- _Instruction_: Transcribe each line of the material as it is, and drop any picture.

- _Dataset content_:

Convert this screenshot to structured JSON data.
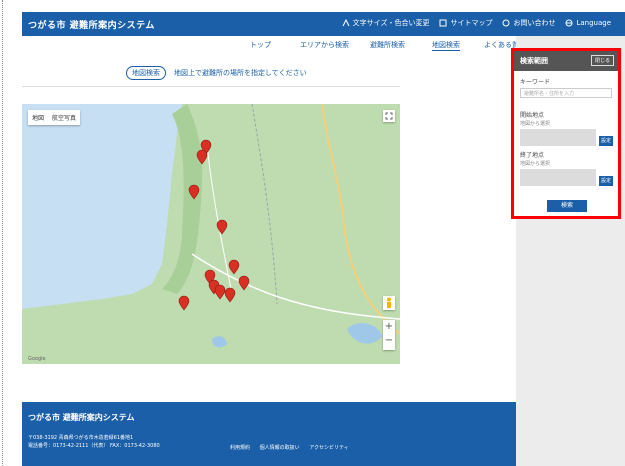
{
  "header": {
    "brand": "つがる市 避難所案内システム",
    "links": [
      "文字サイズ・色合い変更",
      "サイトマップ",
      "お問い合わせ",
      "Language"
    ]
  },
  "nav": {
    "items": [
      "トップ",
      "エリアから検索",
      "避難所検索",
      "地図検索",
      "よくある質問"
    ],
    "active_index": 3
  },
  "main": {
    "badge": "地図検索",
    "message": "地図上で避難所の場所を指定してください"
  },
  "map": {
    "type_options": [
      "地図",
      "航空写真"
    ],
    "footer_text": "Google",
    "zoom_in": "+",
    "zoom_out": "−",
    "pin_color": "#d93025"
  },
  "panel": {
    "title": "検索範囲",
    "close_label": "閉じる",
    "keyword_label": "キーワード",
    "keyword_placeholder": "避難所名・住所を入力",
    "start_label": "開始地点",
    "start_hint": "地図から選択",
    "end_label": "終了地点",
    "end_hint": "地図から選択",
    "set_label": "設定",
    "search_button": "検索"
  },
  "footer": {
    "brand": "つがる市 避難所案内システム",
    "address_lines": [
      "〒038-3192 青森県つがる市木造若緑61番地1",
      "電話番号：0173-42-2111（代表） FAX：0173-42-3080"
    ],
    "links": [
      "利用規約",
      "個人情報の取扱い",
      "アクセシビリティ"
    ]
  },
  "colors": {
    "brand_blue": "#1a5fa8",
    "highlight_red": "#ff0000"
  }
}
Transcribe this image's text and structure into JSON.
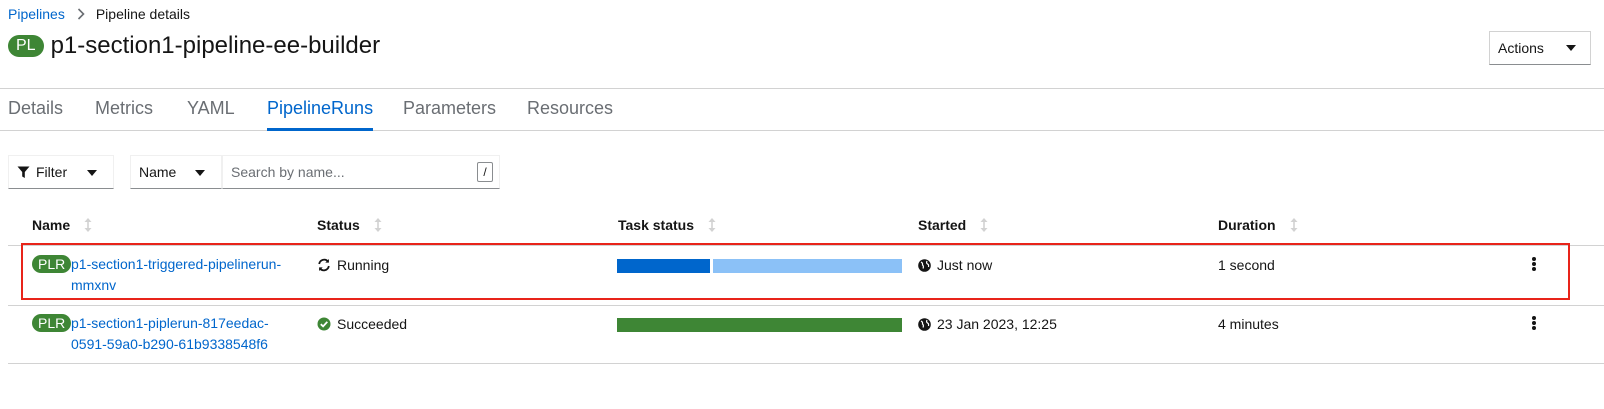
{
  "breadcrumb": {
    "root": "Pipelines",
    "current": "Pipeline details"
  },
  "header": {
    "badge": "PL",
    "title": "p1-section1-pipeline-ee-builder",
    "actions_label": "Actions"
  },
  "tabs": [
    "Details",
    "Metrics",
    "YAML",
    "PipelineRuns",
    "Parameters",
    "Resources"
  ],
  "active_tab": "PipelineRuns",
  "toolbar": {
    "filter_label": "Filter",
    "name_select": "Name",
    "search_placeholder": "Search by name...",
    "shortcut": "/"
  },
  "table": {
    "headers": [
      "Name",
      "Status",
      "Task status",
      "Started",
      "Duration"
    ],
    "rows": [
      {
        "badge": "PLR",
        "name_line1": "p1-section1-triggered-pipelinerun-",
        "name_line2": "mmxnv",
        "status": "Running",
        "status_icon": "sync-icon",
        "started": "Just now",
        "duration": "1 second",
        "task_progress": {
          "completed_fraction": 0.33,
          "colors": [
            "#0066cc",
            "#8bc1f7"
          ]
        }
      },
      {
        "badge": "PLR",
        "name_line1": "p1-section1-piplerun-817eedac-",
        "name_line2": "0591-59a0-b290-61b9338548f6",
        "status": "Succeeded",
        "status_icon": "check-circle-icon",
        "started": "23 Jan 2023, 12:25",
        "duration": "4 minutes",
        "task_progress": {
          "completed_fraction": 1.0,
          "colors": [
            "#3e8635"
          ]
        }
      }
    ]
  },
  "colors": {
    "link": "#0066cc",
    "success": "#3e8635",
    "running": "#0066cc",
    "running_pending": "#8bc1f7",
    "highlight": "#e8241a"
  }
}
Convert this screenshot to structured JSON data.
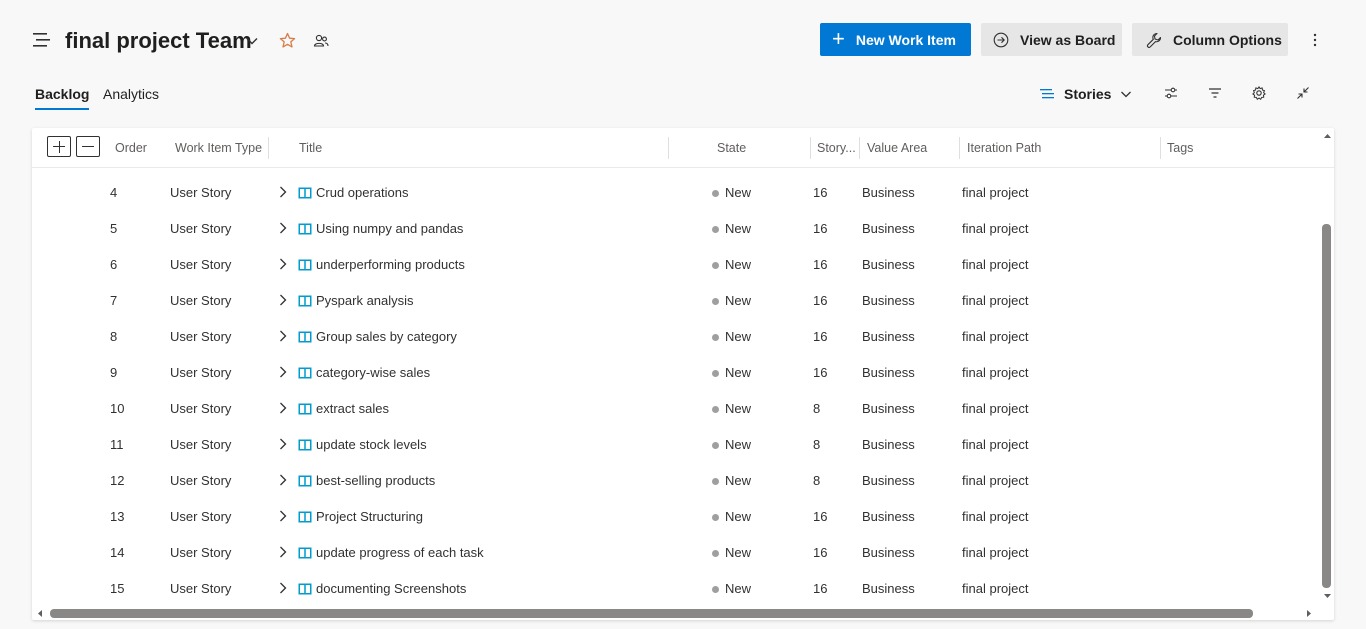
{
  "header": {
    "title": "final project Team",
    "new_work_item": "New Work Item",
    "view_as_board": "View as Board",
    "column_options": "Column Options"
  },
  "tabs": [
    {
      "label": "Backlog",
      "active": true
    },
    {
      "label": "Analytics",
      "active": false
    }
  ],
  "toolbar": {
    "level": "Stories"
  },
  "grid": {
    "columns": {
      "order": "Order",
      "type": "Work Item Type",
      "title": "Title",
      "state": "State",
      "points": "Story...",
      "area": "Value Area",
      "iteration": "Iteration Path",
      "tags": "Tags"
    },
    "rows": [
      {
        "order": "4",
        "type": "User Story",
        "title": "Crud operations",
        "state": "New",
        "points": "16",
        "area": "Business",
        "iteration": "final project"
      },
      {
        "order": "5",
        "type": "User Story",
        "title": "Using numpy and pandas",
        "state": "New",
        "points": "16",
        "area": "Business",
        "iteration": "final project"
      },
      {
        "order": "6",
        "type": "User Story",
        "title": "underperforming products",
        "state": "New",
        "points": "16",
        "area": "Business",
        "iteration": "final project"
      },
      {
        "order": "7",
        "type": "User Story",
        "title": "Pyspark analysis",
        "state": "New",
        "points": "16",
        "area": "Business",
        "iteration": "final project"
      },
      {
        "order": "8",
        "type": "User Story",
        "title": "Group sales by category",
        "state": "New",
        "points": "16",
        "area": "Business",
        "iteration": "final project"
      },
      {
        "order": "9",
        "type": "User Story",
        "title": "category-wise sales",
        "state": "New",
        "points": "16",
        "area": "Business",
        "iteration": "final project"
      },
      {
        "order": "10",
        "type": "User Story",
        "title": "extract sales",
        "state": "New",
        "points": "8",
        "area": "Business",
        "iteration": "final project"
      },
      {
        "order": "11",
        "type": "User Story",
        "title": "update stock levels",
        "state": "New",
        "points": "8",
        "area": "Business",
        "iteration": "final project"
      },
      {
        "order": "12",
        "type": "User Story",
        "title": "best-selling products",
        "state": "New",
        "points": "8",
        "area": "Business",
        "iteration": "final project"
      },
      {
        "order": "13",
        "type": "User Story",
        "title": "Project Structuring",
        "state": "New",
        "points": "16",
        "area": "Business",
        "iteration": "final project"
      },
      {
        "order": "14",
        "type": "User Story",
        "title": "update progress of each task",
        "state": "New",
        "points": "16",
        "area": "Business",
        "iteration": "final project"
      },
      {
        "order": "15",
        "type": "User Story",
        "title": "documenting Screenshots",
        "state": "New",
        "points": "16",
        "area": "Business",
        "iteration": "final project"
      }
    ]
  },
  "colors": {
    "accent": "#0078d4",
    "star": "#d87d4a",
    "book_icon": "#009ccc",
    "state_new": "#a19f9d"
  },
  "icons": [
    "hamburger-icon",
    "chevron-down-icon",
    "star-icon",
    "team-icon",
    "plus-icon",
    "arrow-circle-icon",
    "wrench-icon",
    "more-vertical-icon",
    "list-lines-icon",
    "settings-sliders-icon",
    "filter-icon",
    "gear-icon",
    "collapse-icon",
    "chevron-right-icon",
    "book-icon"
  ]
}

- _Task output_:
Convert this screenshot to structured JSON data.
{
  "header": {
    "brand": "つがる市 避難所案内システム",
    "links": [
      "文字サイズ・色合い変更",
      "サイトマップ",
      "お問い合わせ",
      "Language"
    ]
  },
  "nav": {
    "items": [
      "トップ",
      "エリアから検索",
      "避難所検索",
      "地図検索",
      "よくある質問"
    ],
    "active_index": 3
  },
  "main": {
    "badge": "地図検索",
    "message": "地図上で避難所の場所を指定してください"
  },
  "map": {
    "type_options": [
      "地図",
      "航空写真"
    ],
    "footer_text": "Google",
    "zoom_in": "+",
    "zoom_out": "−",
    "pin_color": "#d93025"
  },
  "panel": {
    "title": "検索範囲",
    "close_label": "閉じる",
    "keyword_label": "キーワード",
    "keyword_placeholder": "避難所名・住所を入力",
    "start_label": "開始地点",
    "start_hint": "地図から選択",
    "end_label": "終了地点",
    "end_hint": "地図から選択",
    "set_label": "設定",
    "search_button": "検索"
  },
  "footer": {
    "brand": "つがる市 避難所案内システム",
    "address_lines": [
      "〒038-3192 青森県つがる市木造若緑61番地1",
      "電話番号：0173-42-2111（代表） FAX：0173-42-3080"
    ],
    "links": [
      "利用規約",
      "個人情報の取扱い",
      "アクセシビリティ"
    ]
  },
  "colors": {
    "brand_blue": "#1a5fa8",
    "highlight_red": "#ff0000"
  }
}
Transcribe this image's text and structure into JSON.
{
  "breadcrumb": {
    "root": "Pipelines",
    "current": "Pipeline details"
  },
  "header": {
    "badge": "PL",
    "title": "p1-section1-pipeline-ee-builder",
    "actions_label": "Actions"
  },
  "tabs": [
    "Details",
    "Metrics",
    "YAML",
    "PipelineRuns",
    "Parameters",
    "Resources"
  ],
  "active_tab": "PipelineRuns",
  "toolbar": {
    "filter_label": "Filter",
    "name_select": "Name",
    "search_placeholder": "Search by name...",
    "shortcut": "/"
  },
  "table": {
    "headers": [
      "Name",
      "Status",
      "Task status",
      "Started",
      "Duration"
    ],
    "rows": [
      {
        "badge": "PLR",
        "name_line1": "p1-section1-triggered-pipelinerun-",
        "name_line2": "mmxnv",
        "status": "Running",
        "status_icon": "sync-icon",
        "started": "Just now",
        "duration": "1 second",
        "task_progress": {
          "completed_fraction": 0.33,
          "colors": [
            "#0066cc",
            "#8bc1f7"
          ]
        }
      },
      {
        "badge": "PLR",
        "name_line1": "p1-section1-piplerun-817eedac-",
        "name_line2": "0591-59a0-b290-61b9338548f6",
        "status": "Succeeded",
        "status_icon": "check-circle-icon",
        "started": "23 Jan 2023, 12:25",
        "duration": "4 minutes",
        "task_progress": {
          "completed_fraction": 1.0,
          "colors": [
            "#3e8635"
          ]
        }
      }
    ]
  },
  "colors": {
    "link": "#0066cc",
    "success": "#3e8635",
    "running": "#0066cc",
    "running_pending": "#8bc1f7",
    "highlight": "#e8241a"
  }
}
Convert this screenshot to structured JSON data.
{
  "header": {
    "title": "final project Team",
    "new_work_item": "New Work Item",
    "view_as_board": "View as Board",
    "column_options": "Column Options"
  },
  "tabs": [
    {
      "label": "Backlog",
      "active": true
    },
    {
      "label": "Analytics",
      "active": false
    }
  ],
  "toolbar": {
    "level": "Stories"
  },
  "grid": {
    "columns": {
      "order": "Order",
      "type": "Work Item Type",
      "title": "Title",
      "state": "State",
      "points": "Story...",
      "area": "Value Area",
      "iteration": "Iteration Path",
      "tags": "Tags"
    },
    "rows": [
      {
        "order": "4",
        "type": "User Story",
        "title": "Crud operations",
        "state": "New",
        "points": "16",
        "area": "Business",
        "iteration": "final project"
      },
      {
        "order": "5",
        "type": "User Story",
        "title": "Using numpy and pandas",
        "state": "New",
        "points": "16",
        "area": "Business",
        "iteration": "final project"
      },
      {
        "order": "6",
        "type": "User Story",
        "title": "underperforming products",
        "state": "New",
        "points": "16",
        "area": "Business",
        "iteration": "final project"
      },
      {
        "order": "7",
        "type": "User Story",
        "title": "Pyspark analysis",
        "state": "New",
        "points": "16",
        "area": "Business",
        "iteration": "final project"
      },
      {
        "order": "8",
        "type": "User Story",
        "title": "Group sales by category",
        "state": "New",
        "points": "16",
        "area": "Business",
        "iteration": "final project"
      },
      {
        "order": "9",
        "type": "User Story",
        "title": "category-wise sales",
        "state": "New",
        "points": "16",
        "area": "Business",
        "iteration": "final project"
      },
      {
        "order": "10",
        "type": "User Story",
        "title": "extract sales",
        "state": "New",
        "points": "8",
        "area": "Business",
        "iteration": "final project"
      },
      {
        "order": "11",
        "type": "User Story",
        "title": "update stock levels",
        "state": "New",
        "points": "8",
        "area": "Business",
        "iteration": "final project"
      },
      {
        "order": "12",
        "type": "User Story",
        "title": "best-selling products",
        "state": "New",
        "points": "8",
        "area": "Business",
        "iteration": "final project"
      },
      {
        "order": "13",
        "type": "User Story",
        "title": "Project Structuring",
        "state": "New",
        "points": "16",
        "area": "Business",
        "iteration": "final project"
      },
      {
        "order": "14",
        "type": "User Story",
        "title": "update progress of each task",
        "state": "New",
        "points": "16",
        "area": "Business",
        "iteration": "final project"
      },
      {
        "order": "15",
        "type": "User Story",
        "title": "documenting Screenshots",
        "state": "New",
        "points": "16",
        "area": "Business",
        "iteration": "final project"
      }
    ]
  },
  "colors": {
    "accent": "#0078d4",
    "star": "#d87d4a",
    "book_icon": "#009ccc",
    "state_new": "#a19f9d"
  },
  "icons": [
    "hamburger-icon",
    "chevron-down-icon",
    "star-icon",
    "team-icon",
    "plus-icon",
    "arrow-circle-icon",
    "wrench-icon",
    "more-vertical-icon",
    "list-lines-icon",
    "settings-sliders-icon",
    "filter-icon",
    "gear-icon",
    "collapse-icon",
    "chevron-right-icon",
    "book-icon"
  ]
}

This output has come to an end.